■ Excerto selecionado ■

1 -Nos casos de execução da sanção pecuniária de caráter administrativo ou coima, quando o prestador de serviços não pagar voluntariamente uma coima aplicada na sequência de um processo de contraordenações e tenha cessado o destacamento, a ACT pode declarar a impossibilidade de cobrança e iniciar o procedimento previsto no artigo 16.º da presente lei, não sendo necessário recorrer ao regime geral das contraordenações, aprovado pelo Decreto-Lei n.º 433/82, de 27 de outubro, alterado pelos Decretos-Leis n.os 356/89, de 17 de outubro, 244/95, de 14 de setembro, e 323/2001, de 17 de dezembro, e pela Lei n.º 109/2001, de 24 de dezembro.

■ Tarefas do exercício ■
a) Reproduza, do excerto sobre a cobrança de coimas, o trecho que começa em "1 -Nos casos" e termina em "24 de dezembro.".
b) Prossiga o excerto sobre a cobrança de coimas a prestadores de serviços a partir do ponto em que termina.

■ Registos fornecidos ■
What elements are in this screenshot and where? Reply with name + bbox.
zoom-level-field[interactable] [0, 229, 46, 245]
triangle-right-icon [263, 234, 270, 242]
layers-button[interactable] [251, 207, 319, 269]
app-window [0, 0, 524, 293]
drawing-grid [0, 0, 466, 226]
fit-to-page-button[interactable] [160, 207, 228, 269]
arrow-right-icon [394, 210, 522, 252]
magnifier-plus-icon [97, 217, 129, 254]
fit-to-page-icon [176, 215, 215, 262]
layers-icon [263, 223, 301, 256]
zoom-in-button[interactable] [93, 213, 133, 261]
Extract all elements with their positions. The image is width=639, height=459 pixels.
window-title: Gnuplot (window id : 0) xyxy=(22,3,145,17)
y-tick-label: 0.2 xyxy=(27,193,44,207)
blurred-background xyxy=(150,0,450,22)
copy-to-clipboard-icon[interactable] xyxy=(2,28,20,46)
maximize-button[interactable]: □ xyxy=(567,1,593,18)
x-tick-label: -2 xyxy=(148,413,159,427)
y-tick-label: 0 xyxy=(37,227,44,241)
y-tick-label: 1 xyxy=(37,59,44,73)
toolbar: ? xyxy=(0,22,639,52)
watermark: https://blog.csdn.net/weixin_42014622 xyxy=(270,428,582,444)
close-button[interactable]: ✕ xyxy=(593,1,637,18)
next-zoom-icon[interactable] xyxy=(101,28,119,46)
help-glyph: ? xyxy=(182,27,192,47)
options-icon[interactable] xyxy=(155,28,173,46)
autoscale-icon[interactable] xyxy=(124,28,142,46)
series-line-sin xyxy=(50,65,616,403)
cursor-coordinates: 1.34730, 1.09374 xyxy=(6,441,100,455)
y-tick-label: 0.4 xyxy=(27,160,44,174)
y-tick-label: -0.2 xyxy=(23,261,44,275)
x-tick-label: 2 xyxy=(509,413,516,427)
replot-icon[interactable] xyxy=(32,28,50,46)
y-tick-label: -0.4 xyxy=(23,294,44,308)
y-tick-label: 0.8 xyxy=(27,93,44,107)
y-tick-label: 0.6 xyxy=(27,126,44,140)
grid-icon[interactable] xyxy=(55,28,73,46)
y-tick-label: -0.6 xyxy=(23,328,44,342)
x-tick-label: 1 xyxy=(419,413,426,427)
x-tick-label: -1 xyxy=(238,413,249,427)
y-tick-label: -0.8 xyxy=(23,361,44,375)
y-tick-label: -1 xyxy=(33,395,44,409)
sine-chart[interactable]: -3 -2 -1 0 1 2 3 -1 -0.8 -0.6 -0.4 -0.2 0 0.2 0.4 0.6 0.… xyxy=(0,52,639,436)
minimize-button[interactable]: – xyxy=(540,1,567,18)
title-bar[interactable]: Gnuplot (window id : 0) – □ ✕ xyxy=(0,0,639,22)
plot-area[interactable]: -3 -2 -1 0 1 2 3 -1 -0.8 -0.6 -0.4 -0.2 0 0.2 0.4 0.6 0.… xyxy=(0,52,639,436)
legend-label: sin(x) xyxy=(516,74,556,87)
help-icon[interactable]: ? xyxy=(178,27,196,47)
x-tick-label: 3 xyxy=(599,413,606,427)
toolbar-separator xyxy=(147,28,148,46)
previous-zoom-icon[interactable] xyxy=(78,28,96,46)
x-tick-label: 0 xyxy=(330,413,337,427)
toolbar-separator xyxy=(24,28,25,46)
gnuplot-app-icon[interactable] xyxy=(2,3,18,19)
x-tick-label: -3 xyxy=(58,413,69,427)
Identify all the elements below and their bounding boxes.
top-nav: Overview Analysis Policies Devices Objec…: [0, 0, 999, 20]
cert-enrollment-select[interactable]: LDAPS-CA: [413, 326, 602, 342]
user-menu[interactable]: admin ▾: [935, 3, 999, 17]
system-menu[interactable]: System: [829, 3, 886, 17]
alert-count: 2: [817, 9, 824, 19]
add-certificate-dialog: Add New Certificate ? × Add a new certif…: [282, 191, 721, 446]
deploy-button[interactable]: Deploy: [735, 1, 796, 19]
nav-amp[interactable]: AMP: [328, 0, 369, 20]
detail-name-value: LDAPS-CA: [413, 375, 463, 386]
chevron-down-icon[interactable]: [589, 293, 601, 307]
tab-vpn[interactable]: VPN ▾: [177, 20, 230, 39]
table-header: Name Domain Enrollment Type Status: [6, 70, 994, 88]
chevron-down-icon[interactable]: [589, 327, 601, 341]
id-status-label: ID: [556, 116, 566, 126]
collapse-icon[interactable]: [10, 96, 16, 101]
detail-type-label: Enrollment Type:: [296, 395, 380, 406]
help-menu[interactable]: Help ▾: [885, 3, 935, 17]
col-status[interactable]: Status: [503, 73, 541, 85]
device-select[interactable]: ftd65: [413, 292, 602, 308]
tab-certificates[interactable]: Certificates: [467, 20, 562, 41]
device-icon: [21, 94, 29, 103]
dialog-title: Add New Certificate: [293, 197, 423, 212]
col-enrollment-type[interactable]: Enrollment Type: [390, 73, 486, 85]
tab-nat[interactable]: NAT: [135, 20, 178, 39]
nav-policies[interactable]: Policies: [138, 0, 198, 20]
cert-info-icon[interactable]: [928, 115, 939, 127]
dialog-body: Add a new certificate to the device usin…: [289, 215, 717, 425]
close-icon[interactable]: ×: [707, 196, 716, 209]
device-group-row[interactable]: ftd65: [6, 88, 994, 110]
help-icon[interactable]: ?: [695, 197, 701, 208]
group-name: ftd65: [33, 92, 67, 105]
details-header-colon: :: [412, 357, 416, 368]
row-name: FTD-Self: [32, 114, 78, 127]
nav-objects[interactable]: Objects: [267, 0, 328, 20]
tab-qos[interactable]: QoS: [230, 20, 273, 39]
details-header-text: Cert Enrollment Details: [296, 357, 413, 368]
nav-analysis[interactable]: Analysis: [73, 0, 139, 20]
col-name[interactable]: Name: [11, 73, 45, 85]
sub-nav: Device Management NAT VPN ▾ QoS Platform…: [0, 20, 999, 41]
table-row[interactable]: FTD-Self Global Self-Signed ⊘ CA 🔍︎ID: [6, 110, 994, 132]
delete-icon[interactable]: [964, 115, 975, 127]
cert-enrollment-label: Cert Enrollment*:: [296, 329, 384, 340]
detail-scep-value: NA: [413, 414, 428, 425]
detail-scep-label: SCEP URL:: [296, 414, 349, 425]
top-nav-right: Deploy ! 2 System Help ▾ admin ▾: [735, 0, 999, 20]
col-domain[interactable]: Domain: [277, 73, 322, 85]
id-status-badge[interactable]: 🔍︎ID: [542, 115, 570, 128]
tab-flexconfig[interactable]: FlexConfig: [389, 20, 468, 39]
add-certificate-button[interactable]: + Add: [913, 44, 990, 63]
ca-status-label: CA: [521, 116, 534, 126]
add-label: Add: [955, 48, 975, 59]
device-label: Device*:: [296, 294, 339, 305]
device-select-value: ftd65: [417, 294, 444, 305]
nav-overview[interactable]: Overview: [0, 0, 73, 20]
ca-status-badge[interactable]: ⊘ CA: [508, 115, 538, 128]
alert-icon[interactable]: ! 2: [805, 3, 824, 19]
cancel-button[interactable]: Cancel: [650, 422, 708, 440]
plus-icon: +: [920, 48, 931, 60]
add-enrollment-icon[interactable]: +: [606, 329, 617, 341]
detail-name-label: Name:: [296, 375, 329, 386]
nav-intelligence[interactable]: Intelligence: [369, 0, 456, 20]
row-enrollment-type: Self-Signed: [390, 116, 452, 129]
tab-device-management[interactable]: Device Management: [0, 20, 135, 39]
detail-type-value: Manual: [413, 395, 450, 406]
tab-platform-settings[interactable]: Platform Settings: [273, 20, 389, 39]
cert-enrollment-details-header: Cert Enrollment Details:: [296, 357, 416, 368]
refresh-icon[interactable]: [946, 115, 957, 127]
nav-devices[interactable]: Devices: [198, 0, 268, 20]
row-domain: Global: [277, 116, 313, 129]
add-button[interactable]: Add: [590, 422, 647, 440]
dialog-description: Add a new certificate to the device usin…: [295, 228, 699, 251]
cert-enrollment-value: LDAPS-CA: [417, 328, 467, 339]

■ Respostas às tarefas ■
a)
1 -Nos casos de execução da sanção pecuniária de caráter administrativo ou coima, quando o prestador de serviços não pagar voluntariamente uma coima aplicada na sequência de um processo de contraordenações e tenha cessado o destacamento, a ACT pode declarar a impossibilidade de cobrança e iniciar o procedimento previsto no artigo 16.º da presente lei, não sendo necessário recorrer ao regime geral das contraordenações, aprovado pelo Decreto-Lei n.º 433/82, de 27 de outubro, alterado pelos Decretos-Leis n.os 356/89, de 17 de outubro, 244/95, de 14 de setembro, e 323/2001, de 17 de dezembro, e pela Lei n.º 109/2001, de 24 de dezembro.

b)
2 -Quando o processo contraordenacional se encontre no tribunal competente para proceder à execução da sanção pecuniária de caráter administrativo ou coima, na sequência do seu envio pela ACT para impugnação judicial ou para execução, este apenas procede à execução quando sejam conhecidos bens penhoráveis do prestador de serviços que se afigurem suficientes face ao valor da execução, abstendo-se de executar quando o montante seja inferior aos custos e despesas prováveis da execução.
3 -Quando o tribunal competente não procede à execução nos termos do número anterior, devolve o respetivo processo à ACT, para que esta o reenvie à autoridade competente requerente no prazo de 10 dias, para os efeitos previstos no artigo 16.º, equivalendo este reenvio como declaração de impossibilidade de cobrança.